:: Data provided ::
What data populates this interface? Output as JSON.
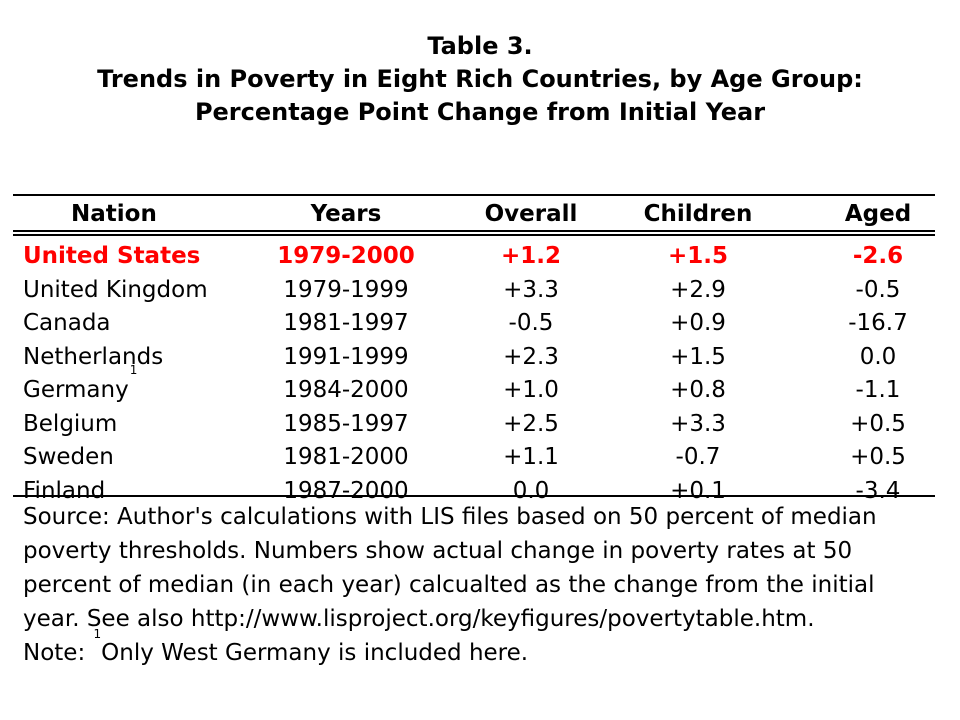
{
  "title": {
    "line1": "Table 3.",
    "line2": "Trends in Poverty in Eight Rich Countries, by Age Group:",
    "line3": "Percentage Point Change from Initial Year"
  },
  "table": {
    "highlight_color": "#ff0000",
    "headers": [
      "Nation",
      "Years",
      "Overall",
      "Children",
      "Aged"
    ],
    "rows": [
      {
        "nation": "United States",
        "footnote": "",
        "years": "1979-2000",
        "overall": "+1.2",
        "children": "+1.5",
        "aged": "-2.6",
        "highlight": true
      },
      {
        "nation": "United Kingdom",
        "footnote": "",
        "years": "1979-1999",
        "overall": "+3.3",
        "children": "+2.9",
        "aged": "-0.5",
        "highlight": false
      },
      {
        "nation": "Canada",
        "footnote": "",
        "years": "1981-1997",
        "overall": "-0.5",
        "children": "+0.9",
        "aged": "-16.7",
        "highlight": false
      },
      {
        "nation": "Netherlands",
        "footnote": "",
        "years": "1991-1999",
        "overall": "+2.3",
        "children": "+1.5",
        "aged": "0.0",
        "highlight": false
      },
      {
        "nation": "Germany",
        "footnote": "1",
        "years": "1984-2000",
        "overall": "+1.0",
        "children": "+0.8",
        "aged": "-1.1",
        "highlight": false
      },
      {
        "nation": "Belgium",
        "footnote": "",
        "years": "1985-1997",
        "overall": "+2.5",
        "children": "+3.3",
        "aged": "+0.5",
        "highlight": false
      },
      {
        "nation": "Sweden",
        "footnote": "",
        "years": "1981-2000",
        "overall": "+1.1",
        "children": "-0.7",
        "aged": "+0.5",
        "highlight": false
      },
      {
        "nation": "Finland",
        "footnote": "",
        "years": "1987-2000",
        "overall": "0.0",
        "children": "+0.1",
        "aged": "-3.4",
        "highlight": false
      }
    ]
  },
  "source": {
    "lines": [
      "Source: Author's calculations with LIS files based on 50 percent of median",
      "poverty thresholds. Numbers show actual change in poverty rates at 50",
      "percent of median (in each year) calcualted as the change from the initial",
      "year. See also http://www.lisproject.org/keyfigures/povertytable.htm."
    ],
    "note_prefix": "Note: ",
    "note_marker": "1",
    "note_text": "Only West Germany is included here."
  }
}
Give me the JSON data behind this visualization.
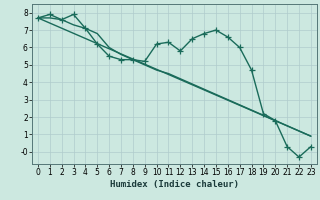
{
  "title": "",
  "xlabel": "Humidex (Indice chaleur)",
  "bg_color": "#cce8e0",
  "grid_color": "#b0cccc",
  "line_color": "#1a6b5a",
  "xlim": [
    -0.5,
    23.5
  ],
  "ylim": [
    -0.7,
    8.5
  ],
  "xticks": [
    0,
    1,
    2,
    3,
    4,
    5,
    6,
    7,
    8,
    9,
    10,
    11,
    12,
    13,
    14,
    15,
    16,
    17,
    18,
    19,
    20,
    21,
    22,
    23
  ],
  "yticks": [
    0,
    1,
    2,
    3,
    4,
    5,
    6,
    7,
    8
  ],
  "ytick_labels": [
    "-0",
    "1",
    "2",
    "3",
    "4",
    "5",
    "6",
    "7",
    "8"
  ],
  "series1_x": [
    0,
    1,
    2,
    3,
    4,
    5,
    6,
    7,
    8,
    9,
    10,
    11,
    12,
    13,
    14,
    15,
    16,
    17,
    18,
    19,
    20,
    21,
    22,
    23
  ],
  "series1_y": [
    7.7,
    7.9,
    7.6,
    7.9,
    7.1,
    6.2,
    5.5,
    5.3,
    5.3,
    5.2,
    6.2,
    6.3,
    5.8,
    6.5,
    6.8,
    7.0,
    6.6,
    6.0,
    4.7,
    2.2,
    1.8,
    0.3,
    -0.3,
    0.3
  ],
  "series2_x": [
    0,
    1,
    2,
    3,
    4,
    5,
    6,
    7,
    8,
    9,
    10,
    11,
    12,
    13,
    14,
    15,
    16,
    17,
    18,
    19,
    20,
    21,
    22,
    23
  ],
  "series2_y": [
    7.7,
    7.7,
    7.6,
    7.3,
    7.1,
    6.8,
    6.0,
    5.6,
    5.3,
    5.0,
    4.7,
    4.5,
    4.2,
    3.9,
    3.6,
    3.3,
    3.0,
    2.7,
    2.4,
    2.1,
    1.8,
    1.5,
    1.2,
    0.9
  ],
  "series3_x": [
    0,
    23
  ],
  "series3_y": [
    7.7,
    0.9
  ],
  "marker": "+",
  "markersize": 4,
  "linewidth": 1.0,
  "tick_fontsize": 5.5,
  "xlabel_fontsize": 6.5
}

:: Exercise ::
Every line is to be duplicated exactly, though pictures stay out.

:: Output below ::
What data populates this interface? Output as JSON.
{
  "title": {
    "line1": "Table 3.",
    "line2": "Trends in Poverty in Eight Rich Countries, by Age Group:",
    "line3": "Percentage Point Change from Initial Year"
  },
  "table": {
    "highlight_color": "#ff0000",
    "headers": [
      "Nation",
      "Years",
      "Overall",
      "Children",
      "Aged"
    ],
    "rows": [
      {
        "nation": "United States",
        "footnote": "",
        "years": "1979-2000",
        "overall": "+1.2",
        "children": "+1.5",
        "aged": "-2.6",
        "highlight": true
      },
      {
        "nation": "United Kingdom",
        "footnote": "",
        "years": "1979-1999",
        "overall": "+3.3",
        "children": "+2.9",
        "aged": "-0.5",
        "highlight": false
      },
      {
        "nation": "Canada",
        "footnote": "",
        "years": "1981-1997",
        "overall": "-0.5",
        "children": "+0.9",
        "aged": "-16.7",
        "highlight": false
      },
      {
        "nation": "Netherlands",
        "footnote": "",
        "years": "1991-1999",
        "overall": "+2.3",
        "children": "+1.5",
        "aged": "0.0",
        "highlight": false
      },
      {
        "nation": "Germany",
        "footnote": "1",
        "years": "1984-2000",
        "overall": "+1.0",
        "children": "+0.8",
        "aged": "-1.1",
        "highlight": false
      },
      {
        "nation": "Belgium",
        "footnote": "",
        "years": "1985-1997",
        "overall": "+2.5",
        "children": "+3.3",
        "aged": "+0.5",
        "highlight": false
      },
      {
        "nation": "Sweden",
        "footnote": "",
        "years": "1981-2000",
        "overall": "+1.1",
        "children": "-0.7",
        "aged": "+0.5",
        "highlight": false
      },
      {
        "nation": "Finland",
        "footnote": "",
        "years": "1987-2000",
        "overall": "0.0",
        "children": "+0.1",
        "aged": "-3.4",
        "highlight": false
      }
    ]
  },
  "source": {
    "lines": [
      "Source: Author's calculations with LIS files based on 50 percent of median",
      "poverty thresholds. Numbers show actual change in poverty rates at 50",
      "percent of median (in each year) calcualted as the change from the initial",
      "year. See also http://www.lisproject.org/keyfigures/povertytable.htm."
    ],
    "note_prefix": "Note: ",
    "note_marker": "1",
    "note_text": "Only West Germany is included here."
  }
}
Give me the JSON data behind this visualization.
{
  "title": "",
  "xlabel": "Humidex (Indice chaleur)",
  "bg_color": "#cce8e0",
  "grid_color": "#b0cccc",
  "line_color": "#1a6b5a",
  "xlim": [
    -0.5,
    23.5
  ],
  "ylim": [
    -0.7,
    8.5
  ],
  "xticks": [
    0,
    1,
    2,
    3,
    4,
    5,
    6,
    7,
    8,
    9,
    10,
    11,
    12,
    13,
    14,
    15,
    16,
    17,
    18,
    19,
    20,
    21,
    22,
    23
  ],
  "yticks": [
    0,
    1,
    2,
    3,
    4,
    5,
    6,
    7,
    8
  ],
  "ytick_labels": [
    "-0",
    "1",
    "2",
    "3",
    "4",
    "5",
    "6",
    "7",
    "8"
  ],
  "series1_x": [
    0,
    1,
    2,
    3,
    4,
    5,
    6,
    7,
    8,
    9,
    10,
    11,
    12,
    13,
    14,
    15,
    16,
    17,
    18,
    19,
    20,
    21,
    22,
    23
  ],
  "series1_y": [
    7.7,
    7.9,
    7.6,
    7.9,
    7.1,
    6.2,
    5.5,
    5.3,
    5.3,
    5.2,
    6.2,
    6.3,
    5.8,
    6.5,
    6.8,
    7.0,
    6.6,
    6.0,
    4.7,
    2.2,
    1.8,
    0.3,
    -0.3,
    0.3
  ],
  "series2_x": [
    0,
    1,
    2,
    3,
    4,
    5,
    6,
    7,
    8,
    9,
    10,
    11,
    12,
    13,
    14,
    15,
    16,
    17,
    18,
    19,
    20,
    21,
    22,
    23
  ],
  "series2_y": [
    7.7,
    7.7,
    7.6,
    7.3,
    7.1,
    6.8,
    6.0,
    5.6,
    5.3,
    5.0,
    4.7,
    4.5,
    4.2,
    3.9,
    3.6,
    3.3,
    3.0,
    2.7,
    2.4,
    2.1,
    1.8,
    1.5,
    1.2,
    0.9
  ],
  "series3_x": [
    0,
    23
  ],
  "series3_y": [
    7.7,
    0.9
  ],
  "marker": "+",
  "markersize": 4,
  "linewidth": 1.0,
  "tick_fontsize": 5.5,
  "xlabel_fontsize": 6.5
}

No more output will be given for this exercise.